--- start of SOURCE EXCERPT ---

Both groups were officially designated as Foreign Terrorist Organizations which bars any Americans from assisting them as well as freezing any assets in the United States.

President Barack Obama met Nigerian President Goodluck Jonathan in September on the sidelines of the UN General Assembly and urged him “to pursue a comprehensive counterterrorism approach,” Monaco said.

Roughly translated, Boko Haram means “Western education is sin,” and the insurgents have been blamed for a series of bloody attacks on schools, killing dozens of children.

An earlier version of the group — known then in local reports as the “Nigerian Taliban” — was formed in 2004 and is now believed to have a number of different factions, with differing aims.

Local and Western analysts have long argued that improving living conditions in the mainly Muslim north holds the key to curbing the insurgency.

Boko Haram is blamed for indiscriminate attacks in Benisheikh, Nigeria in September 2012 in which some 160 people were killed, and was also said to be behind the suicide bombing of a UN building in Abuja in August 2011.

Ansaru has focused attacks on Nigerian military and Western targets, kidnapping several foreigners. They are believed to have been behind the kidnapping of a French family seized on the border of Cameroon and Nigeria in February and released in April.

Representative Chris Smith, who chaired a hearing Wednesday on Boko Haram, welcomed the designation which US lawmakers have long sought.

“What these murderers have brought to Nigeria and surrounding countries is misery and death with no redeeming outcome,” he said.

--- end of SOURCE EXCERPT ---
--- start of INFORMATION SHOWN ---

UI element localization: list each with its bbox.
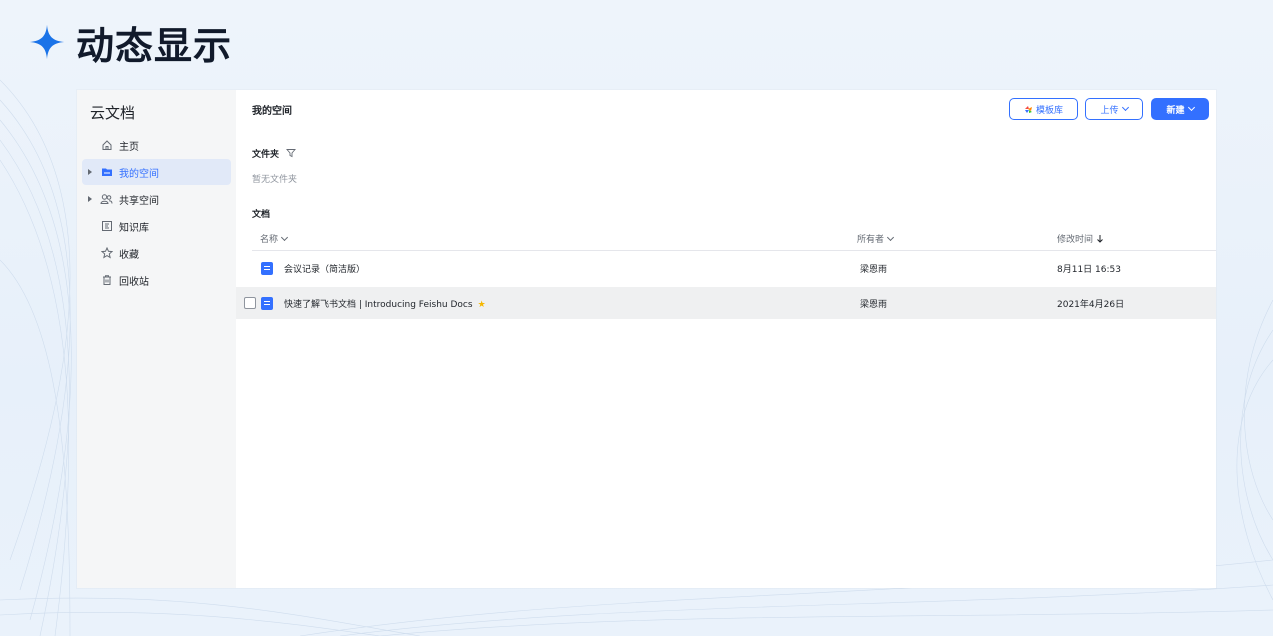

--- end of INFORMATION SHOWN ---

From the excerpt about Boko Haram, repeat word for word the part that opens with the words "Both groups were" and closes with "the United States.".

**SOLVED PROBLEM:**
Both groups were officially designated as Foreign Terrorist Organizations which bars any Americans from assisting them as well as freezing any assets in the United States.